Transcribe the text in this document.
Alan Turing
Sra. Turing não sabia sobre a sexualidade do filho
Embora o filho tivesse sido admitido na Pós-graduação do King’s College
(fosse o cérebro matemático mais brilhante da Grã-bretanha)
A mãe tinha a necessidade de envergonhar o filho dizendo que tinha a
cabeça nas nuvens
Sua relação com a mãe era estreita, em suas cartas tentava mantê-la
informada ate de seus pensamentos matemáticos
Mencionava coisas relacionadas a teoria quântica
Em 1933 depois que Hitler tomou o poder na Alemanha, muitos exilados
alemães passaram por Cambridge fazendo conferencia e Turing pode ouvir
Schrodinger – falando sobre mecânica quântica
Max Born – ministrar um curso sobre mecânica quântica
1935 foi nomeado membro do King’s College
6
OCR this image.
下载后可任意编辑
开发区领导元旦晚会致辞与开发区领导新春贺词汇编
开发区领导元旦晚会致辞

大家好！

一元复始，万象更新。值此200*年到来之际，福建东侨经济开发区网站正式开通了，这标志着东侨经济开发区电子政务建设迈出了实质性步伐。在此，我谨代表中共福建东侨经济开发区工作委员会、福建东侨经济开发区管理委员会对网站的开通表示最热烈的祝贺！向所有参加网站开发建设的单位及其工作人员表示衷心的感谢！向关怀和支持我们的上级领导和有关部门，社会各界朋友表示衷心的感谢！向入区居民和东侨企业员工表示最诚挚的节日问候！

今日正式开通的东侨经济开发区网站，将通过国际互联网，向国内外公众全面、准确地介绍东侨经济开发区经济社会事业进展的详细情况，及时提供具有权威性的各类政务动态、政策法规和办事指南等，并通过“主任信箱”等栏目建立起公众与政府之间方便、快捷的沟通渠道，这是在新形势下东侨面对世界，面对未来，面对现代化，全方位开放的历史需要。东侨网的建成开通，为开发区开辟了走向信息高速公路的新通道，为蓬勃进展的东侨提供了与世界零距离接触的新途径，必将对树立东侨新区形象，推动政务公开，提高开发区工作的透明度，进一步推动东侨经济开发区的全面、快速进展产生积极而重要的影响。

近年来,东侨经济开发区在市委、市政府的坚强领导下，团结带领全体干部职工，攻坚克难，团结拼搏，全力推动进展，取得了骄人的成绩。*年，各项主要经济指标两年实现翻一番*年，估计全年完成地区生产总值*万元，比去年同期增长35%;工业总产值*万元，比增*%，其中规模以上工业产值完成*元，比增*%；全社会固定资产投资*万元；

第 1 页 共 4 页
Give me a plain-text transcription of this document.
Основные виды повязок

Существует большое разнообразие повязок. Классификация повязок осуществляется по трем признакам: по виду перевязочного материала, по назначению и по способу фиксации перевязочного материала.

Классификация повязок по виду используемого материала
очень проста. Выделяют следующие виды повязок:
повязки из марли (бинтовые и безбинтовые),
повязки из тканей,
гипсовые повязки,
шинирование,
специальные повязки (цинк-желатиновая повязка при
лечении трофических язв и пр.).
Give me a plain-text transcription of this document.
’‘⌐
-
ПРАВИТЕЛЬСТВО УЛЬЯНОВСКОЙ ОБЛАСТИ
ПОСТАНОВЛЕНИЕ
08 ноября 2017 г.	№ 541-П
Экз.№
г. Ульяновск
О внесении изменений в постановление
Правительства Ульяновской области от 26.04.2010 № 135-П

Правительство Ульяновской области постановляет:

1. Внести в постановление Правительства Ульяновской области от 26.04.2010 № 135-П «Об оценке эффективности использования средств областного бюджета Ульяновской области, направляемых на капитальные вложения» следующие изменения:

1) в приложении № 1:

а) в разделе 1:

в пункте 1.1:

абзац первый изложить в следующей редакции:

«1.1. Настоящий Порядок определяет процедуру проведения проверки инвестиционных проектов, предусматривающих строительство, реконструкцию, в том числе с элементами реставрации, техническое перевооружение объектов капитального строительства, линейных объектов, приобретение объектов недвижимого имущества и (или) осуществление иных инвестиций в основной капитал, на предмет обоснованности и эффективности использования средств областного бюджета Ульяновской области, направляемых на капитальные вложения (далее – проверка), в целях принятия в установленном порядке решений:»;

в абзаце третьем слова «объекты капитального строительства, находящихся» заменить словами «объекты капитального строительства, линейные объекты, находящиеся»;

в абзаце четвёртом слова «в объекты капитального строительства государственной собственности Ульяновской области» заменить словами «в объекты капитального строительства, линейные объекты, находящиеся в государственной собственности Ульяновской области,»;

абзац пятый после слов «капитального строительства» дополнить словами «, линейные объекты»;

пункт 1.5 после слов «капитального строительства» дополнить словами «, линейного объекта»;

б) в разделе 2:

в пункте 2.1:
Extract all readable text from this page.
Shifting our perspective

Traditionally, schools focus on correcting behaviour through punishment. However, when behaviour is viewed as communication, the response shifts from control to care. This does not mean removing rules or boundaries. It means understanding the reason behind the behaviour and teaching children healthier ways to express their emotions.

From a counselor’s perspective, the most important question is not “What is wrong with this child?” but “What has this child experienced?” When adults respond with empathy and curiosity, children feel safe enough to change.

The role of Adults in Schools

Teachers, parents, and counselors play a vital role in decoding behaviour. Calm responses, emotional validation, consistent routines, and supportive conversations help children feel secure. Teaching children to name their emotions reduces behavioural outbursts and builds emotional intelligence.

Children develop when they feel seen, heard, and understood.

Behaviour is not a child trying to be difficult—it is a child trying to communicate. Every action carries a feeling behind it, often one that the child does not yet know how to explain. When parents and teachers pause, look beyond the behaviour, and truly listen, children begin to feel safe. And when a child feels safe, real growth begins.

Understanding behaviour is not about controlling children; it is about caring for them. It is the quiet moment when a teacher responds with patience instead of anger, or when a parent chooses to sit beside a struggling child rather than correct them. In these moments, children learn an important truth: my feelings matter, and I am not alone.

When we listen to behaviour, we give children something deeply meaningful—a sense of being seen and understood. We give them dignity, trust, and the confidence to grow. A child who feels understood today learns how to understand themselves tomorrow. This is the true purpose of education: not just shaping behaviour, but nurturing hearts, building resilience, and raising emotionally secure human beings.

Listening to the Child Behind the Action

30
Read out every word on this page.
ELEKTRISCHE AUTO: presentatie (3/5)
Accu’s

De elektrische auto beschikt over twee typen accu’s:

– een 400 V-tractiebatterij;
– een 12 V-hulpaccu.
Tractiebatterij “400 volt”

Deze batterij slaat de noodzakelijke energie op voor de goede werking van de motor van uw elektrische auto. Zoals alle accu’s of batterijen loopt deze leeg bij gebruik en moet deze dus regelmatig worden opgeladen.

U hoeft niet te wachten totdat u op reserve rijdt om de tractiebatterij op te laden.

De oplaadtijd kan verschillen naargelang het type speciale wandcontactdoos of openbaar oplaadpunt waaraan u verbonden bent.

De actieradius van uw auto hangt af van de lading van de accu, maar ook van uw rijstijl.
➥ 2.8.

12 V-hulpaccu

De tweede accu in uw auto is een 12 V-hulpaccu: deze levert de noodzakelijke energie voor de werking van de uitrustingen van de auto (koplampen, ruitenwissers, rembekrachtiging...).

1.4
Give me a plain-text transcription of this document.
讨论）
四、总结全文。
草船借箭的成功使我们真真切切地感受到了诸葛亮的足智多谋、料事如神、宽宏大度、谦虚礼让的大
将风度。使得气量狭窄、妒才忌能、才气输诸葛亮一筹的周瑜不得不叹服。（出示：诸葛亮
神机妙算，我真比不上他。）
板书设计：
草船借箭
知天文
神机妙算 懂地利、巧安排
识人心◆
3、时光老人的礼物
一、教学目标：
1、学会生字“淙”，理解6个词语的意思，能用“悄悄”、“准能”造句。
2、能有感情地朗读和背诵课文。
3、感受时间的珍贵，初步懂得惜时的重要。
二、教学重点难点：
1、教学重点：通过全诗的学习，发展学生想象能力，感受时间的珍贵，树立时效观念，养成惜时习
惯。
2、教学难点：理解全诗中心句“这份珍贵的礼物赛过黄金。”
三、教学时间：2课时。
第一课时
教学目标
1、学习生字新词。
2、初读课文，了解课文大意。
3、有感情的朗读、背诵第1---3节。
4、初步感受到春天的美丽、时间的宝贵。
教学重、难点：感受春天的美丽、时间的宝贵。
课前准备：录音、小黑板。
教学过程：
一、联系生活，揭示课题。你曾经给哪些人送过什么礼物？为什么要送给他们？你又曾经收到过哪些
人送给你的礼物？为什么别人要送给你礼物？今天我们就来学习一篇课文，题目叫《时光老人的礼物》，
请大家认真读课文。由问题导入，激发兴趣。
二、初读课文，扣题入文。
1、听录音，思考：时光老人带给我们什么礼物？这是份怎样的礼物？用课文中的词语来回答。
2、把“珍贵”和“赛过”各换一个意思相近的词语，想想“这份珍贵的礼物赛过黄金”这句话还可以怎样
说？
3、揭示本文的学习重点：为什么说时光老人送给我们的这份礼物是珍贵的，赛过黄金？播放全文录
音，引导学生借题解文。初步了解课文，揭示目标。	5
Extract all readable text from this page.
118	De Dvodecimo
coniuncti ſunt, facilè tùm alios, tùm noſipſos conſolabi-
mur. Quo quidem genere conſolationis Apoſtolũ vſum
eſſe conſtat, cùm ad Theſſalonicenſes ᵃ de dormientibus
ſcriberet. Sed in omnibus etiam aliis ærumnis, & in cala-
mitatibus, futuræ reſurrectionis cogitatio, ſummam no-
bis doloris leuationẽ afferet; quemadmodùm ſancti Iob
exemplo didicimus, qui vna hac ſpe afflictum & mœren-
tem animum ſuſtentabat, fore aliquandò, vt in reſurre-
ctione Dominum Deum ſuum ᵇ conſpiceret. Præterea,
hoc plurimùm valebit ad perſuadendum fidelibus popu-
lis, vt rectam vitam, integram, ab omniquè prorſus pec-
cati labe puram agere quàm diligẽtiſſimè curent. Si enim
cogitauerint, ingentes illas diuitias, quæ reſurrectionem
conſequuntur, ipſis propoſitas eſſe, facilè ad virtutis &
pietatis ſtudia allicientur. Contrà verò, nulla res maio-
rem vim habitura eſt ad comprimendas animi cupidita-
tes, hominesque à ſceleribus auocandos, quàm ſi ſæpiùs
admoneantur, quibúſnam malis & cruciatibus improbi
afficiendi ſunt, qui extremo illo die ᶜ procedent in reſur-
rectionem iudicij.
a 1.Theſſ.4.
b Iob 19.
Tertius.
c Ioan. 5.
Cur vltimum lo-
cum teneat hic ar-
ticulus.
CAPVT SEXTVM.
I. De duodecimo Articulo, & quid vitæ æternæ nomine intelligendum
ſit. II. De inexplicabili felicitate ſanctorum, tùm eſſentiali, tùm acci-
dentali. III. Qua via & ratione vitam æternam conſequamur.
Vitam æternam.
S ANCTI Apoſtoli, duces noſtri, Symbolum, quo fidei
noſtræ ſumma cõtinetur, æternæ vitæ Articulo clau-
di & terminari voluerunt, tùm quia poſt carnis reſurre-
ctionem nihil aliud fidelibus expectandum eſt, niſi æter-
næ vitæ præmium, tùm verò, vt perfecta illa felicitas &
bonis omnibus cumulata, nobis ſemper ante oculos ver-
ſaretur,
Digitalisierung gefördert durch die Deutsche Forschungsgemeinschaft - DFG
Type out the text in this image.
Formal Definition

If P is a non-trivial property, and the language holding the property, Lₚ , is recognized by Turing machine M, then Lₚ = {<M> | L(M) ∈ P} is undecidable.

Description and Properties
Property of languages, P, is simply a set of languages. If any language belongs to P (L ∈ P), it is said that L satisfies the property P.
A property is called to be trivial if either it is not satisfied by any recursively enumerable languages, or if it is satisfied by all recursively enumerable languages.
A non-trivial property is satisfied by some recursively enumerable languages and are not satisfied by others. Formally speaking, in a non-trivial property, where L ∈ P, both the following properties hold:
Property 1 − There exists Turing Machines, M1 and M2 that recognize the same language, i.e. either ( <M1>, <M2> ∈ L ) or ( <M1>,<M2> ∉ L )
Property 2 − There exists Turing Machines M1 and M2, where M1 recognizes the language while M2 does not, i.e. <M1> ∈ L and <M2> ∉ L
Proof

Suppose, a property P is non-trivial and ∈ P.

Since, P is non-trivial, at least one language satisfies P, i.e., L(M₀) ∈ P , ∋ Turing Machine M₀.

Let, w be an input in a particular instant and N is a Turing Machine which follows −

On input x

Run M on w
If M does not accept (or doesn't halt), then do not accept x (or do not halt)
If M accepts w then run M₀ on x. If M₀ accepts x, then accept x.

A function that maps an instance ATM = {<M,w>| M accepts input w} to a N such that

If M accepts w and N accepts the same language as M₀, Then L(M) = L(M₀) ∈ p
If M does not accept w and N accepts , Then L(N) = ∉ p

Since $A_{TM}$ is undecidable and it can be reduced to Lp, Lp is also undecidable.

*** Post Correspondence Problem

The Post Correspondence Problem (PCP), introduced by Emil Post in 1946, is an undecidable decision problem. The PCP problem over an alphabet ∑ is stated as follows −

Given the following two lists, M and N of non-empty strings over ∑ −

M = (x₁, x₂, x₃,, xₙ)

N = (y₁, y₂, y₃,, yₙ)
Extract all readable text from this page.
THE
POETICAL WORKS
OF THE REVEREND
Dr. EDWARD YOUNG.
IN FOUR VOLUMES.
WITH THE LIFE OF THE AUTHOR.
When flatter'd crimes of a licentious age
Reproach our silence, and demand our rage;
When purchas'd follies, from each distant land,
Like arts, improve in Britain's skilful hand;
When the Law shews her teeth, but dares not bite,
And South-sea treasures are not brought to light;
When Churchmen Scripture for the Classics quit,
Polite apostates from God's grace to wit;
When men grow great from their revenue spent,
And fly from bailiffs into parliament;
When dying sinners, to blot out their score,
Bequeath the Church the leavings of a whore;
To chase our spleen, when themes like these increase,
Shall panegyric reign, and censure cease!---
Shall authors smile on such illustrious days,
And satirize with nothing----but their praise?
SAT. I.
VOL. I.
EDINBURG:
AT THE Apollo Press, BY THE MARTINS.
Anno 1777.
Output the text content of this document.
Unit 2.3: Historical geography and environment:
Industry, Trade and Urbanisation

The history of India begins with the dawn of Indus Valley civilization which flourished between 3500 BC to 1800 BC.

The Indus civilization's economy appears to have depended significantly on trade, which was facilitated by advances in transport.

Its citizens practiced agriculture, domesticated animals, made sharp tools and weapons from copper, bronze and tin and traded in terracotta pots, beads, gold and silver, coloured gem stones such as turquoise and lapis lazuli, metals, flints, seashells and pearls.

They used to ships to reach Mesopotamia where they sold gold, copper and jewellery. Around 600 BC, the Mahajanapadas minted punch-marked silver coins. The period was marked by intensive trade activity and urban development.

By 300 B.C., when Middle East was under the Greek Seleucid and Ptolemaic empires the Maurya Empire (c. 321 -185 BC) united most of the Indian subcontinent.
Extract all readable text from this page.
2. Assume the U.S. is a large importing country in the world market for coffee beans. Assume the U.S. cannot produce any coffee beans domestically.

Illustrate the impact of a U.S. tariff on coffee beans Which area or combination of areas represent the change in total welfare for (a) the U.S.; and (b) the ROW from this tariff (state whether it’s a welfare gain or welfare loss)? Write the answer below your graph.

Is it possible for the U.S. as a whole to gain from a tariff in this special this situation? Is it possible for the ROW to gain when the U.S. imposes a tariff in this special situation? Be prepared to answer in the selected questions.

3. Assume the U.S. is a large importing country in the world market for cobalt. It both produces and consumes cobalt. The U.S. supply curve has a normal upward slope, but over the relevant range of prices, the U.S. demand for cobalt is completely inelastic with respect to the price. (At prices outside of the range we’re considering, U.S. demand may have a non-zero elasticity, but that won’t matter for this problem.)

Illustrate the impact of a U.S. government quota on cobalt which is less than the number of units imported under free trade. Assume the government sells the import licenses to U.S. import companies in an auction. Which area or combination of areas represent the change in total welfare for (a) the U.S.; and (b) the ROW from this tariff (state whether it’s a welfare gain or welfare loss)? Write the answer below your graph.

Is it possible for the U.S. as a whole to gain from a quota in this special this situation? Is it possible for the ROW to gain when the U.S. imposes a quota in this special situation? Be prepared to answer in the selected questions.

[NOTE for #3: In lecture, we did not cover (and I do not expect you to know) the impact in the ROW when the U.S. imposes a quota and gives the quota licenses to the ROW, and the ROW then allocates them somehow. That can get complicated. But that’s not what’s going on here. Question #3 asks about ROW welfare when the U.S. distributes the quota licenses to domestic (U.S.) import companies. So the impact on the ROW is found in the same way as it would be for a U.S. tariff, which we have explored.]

(Task statement): Single out each line of the records above with the string "Shall" in it, and copy it.

(Output of the task):
Shall panegyric reign, and censure cease!---
Shall authors smile on such illustrious days,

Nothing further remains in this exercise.